Selected extract:
***
Plan Smarter, Not Harder 

Planning a long motorcycle trip can be exciting, but it's easy to get carried away. I've learned over thousands of miles and numerous trips that moderating your goals can actually improve the overall experience.

Some people think of moderation as limiting the things you do or minimizing the quantity. In these terms, moderation seems restrictive. But I tend to think of it in terms of focusing on what’s most important and then setting boundaries to maximize that goal. That’s how I approach most things in life, especially planning for a motorcycle trip. 

Welcome sign near Chicken, AK just after we finished the Top of the World Highway. Photo by Tom Barnett

In 2016 I planned a trip with two of my best friends, Tom and Greg, to ride 5,000 miles in 17 days to Alaska and back. We built it up in our heads as this epic journey to the Arctic Circle. Initially, we were so excited about the challenge that we ignored the gravity of riding over 300 miles a day for two and a half weeks with only one or two buffer days. The more we talked about our daily mileage, the amount of gear we were bringing, and the shrinking prospect of a buffer period, the more I realized we couldn’t afford to get lost in the adventure. We would need to be diligent about getting on the road every day and sticking to a schedule. As much as I like to ride my motorcycle, the best part is the freedom to explore. Sticking to a rigid structure and timeline is for work.

Loaded bikes in the Yukon. Photo by Tom Barnett.
***
Supplied information:

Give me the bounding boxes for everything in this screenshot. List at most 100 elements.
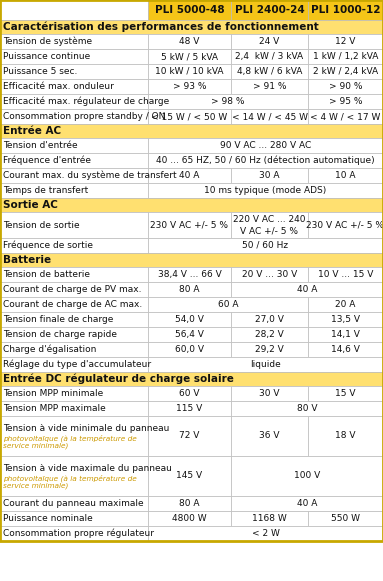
***
Exercise details: Copy the stretch from "Planning a long" through "the overall experience." in the article on planning motorcycle trips, swapping "motorcycle trip" for "road trip".

Exercise response:
Planning a long road trip can be exciting, but it's easy to get carried away. I've learned over thousands of miles and numerous trips that moderating your goals can actually improve the overall experience.